▸ THE EXERCISE: Copy each line of the records that contains the word "with".

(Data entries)
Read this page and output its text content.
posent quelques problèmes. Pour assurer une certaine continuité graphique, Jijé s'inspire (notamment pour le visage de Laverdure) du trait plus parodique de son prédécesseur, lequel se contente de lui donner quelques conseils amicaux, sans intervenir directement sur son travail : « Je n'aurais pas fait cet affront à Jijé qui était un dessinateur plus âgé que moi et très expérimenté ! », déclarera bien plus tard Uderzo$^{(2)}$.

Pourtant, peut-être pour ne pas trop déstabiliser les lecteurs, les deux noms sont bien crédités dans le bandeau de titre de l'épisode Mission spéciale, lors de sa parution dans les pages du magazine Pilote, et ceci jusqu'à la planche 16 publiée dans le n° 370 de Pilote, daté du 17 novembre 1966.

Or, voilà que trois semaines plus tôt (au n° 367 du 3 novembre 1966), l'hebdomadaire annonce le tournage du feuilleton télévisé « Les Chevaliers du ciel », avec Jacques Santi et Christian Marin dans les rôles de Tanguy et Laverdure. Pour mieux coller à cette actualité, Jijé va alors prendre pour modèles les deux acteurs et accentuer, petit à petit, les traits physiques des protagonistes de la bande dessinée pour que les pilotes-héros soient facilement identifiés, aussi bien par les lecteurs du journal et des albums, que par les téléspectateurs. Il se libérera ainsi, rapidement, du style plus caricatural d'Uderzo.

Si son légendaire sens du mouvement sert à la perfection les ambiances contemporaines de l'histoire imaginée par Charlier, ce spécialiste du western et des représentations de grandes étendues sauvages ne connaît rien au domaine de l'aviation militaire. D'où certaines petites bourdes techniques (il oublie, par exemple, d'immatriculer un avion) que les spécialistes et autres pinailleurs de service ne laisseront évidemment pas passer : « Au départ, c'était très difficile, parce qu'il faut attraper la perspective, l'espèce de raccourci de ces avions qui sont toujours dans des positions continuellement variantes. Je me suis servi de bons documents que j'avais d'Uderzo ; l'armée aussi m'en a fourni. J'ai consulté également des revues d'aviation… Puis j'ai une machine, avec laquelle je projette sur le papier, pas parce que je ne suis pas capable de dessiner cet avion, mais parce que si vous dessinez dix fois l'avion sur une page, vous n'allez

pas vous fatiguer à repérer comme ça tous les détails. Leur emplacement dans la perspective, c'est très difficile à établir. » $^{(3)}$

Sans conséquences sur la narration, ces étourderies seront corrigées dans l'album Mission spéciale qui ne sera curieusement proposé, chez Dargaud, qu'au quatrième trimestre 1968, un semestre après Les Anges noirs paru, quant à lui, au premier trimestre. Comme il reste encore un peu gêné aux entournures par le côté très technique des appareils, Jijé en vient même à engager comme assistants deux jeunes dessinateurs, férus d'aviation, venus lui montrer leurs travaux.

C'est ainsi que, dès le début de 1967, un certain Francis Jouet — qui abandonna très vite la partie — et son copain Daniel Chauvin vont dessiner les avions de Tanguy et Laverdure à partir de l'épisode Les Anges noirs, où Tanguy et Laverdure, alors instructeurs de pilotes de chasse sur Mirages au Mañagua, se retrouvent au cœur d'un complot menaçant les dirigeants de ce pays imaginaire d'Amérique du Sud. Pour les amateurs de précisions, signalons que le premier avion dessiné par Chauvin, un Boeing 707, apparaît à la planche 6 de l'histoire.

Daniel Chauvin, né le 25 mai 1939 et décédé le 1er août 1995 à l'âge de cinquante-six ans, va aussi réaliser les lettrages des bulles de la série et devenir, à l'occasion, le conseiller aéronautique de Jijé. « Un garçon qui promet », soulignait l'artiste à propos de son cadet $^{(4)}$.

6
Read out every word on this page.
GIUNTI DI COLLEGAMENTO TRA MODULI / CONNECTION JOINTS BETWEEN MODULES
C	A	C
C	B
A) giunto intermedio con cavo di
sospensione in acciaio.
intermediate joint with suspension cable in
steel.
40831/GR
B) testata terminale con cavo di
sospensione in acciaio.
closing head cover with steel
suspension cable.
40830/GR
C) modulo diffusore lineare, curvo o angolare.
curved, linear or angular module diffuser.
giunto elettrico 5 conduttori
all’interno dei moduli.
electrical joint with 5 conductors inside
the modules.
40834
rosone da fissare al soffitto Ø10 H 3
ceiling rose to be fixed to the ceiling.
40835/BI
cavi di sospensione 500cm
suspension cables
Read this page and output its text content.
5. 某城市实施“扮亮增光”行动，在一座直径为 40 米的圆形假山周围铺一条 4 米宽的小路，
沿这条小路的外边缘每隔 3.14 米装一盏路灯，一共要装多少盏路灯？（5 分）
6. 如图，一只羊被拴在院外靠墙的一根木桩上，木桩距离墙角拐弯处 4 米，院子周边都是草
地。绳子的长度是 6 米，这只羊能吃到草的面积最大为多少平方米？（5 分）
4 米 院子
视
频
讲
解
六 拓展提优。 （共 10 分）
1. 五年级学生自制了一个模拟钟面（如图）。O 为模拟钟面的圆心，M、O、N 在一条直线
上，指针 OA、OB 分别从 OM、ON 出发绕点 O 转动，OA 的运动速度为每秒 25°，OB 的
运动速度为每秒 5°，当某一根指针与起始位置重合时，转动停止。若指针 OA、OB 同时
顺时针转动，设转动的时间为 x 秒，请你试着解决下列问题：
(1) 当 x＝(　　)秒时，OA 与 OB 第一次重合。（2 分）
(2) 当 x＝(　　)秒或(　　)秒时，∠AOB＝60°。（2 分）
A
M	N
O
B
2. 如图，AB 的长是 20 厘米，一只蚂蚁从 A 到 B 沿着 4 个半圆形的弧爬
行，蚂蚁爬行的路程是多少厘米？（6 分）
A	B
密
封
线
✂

▸ TASK RESPONSE:
intermediate joint with suspension cable in
closing head cover with steel
electrical joint with 5 conductors inside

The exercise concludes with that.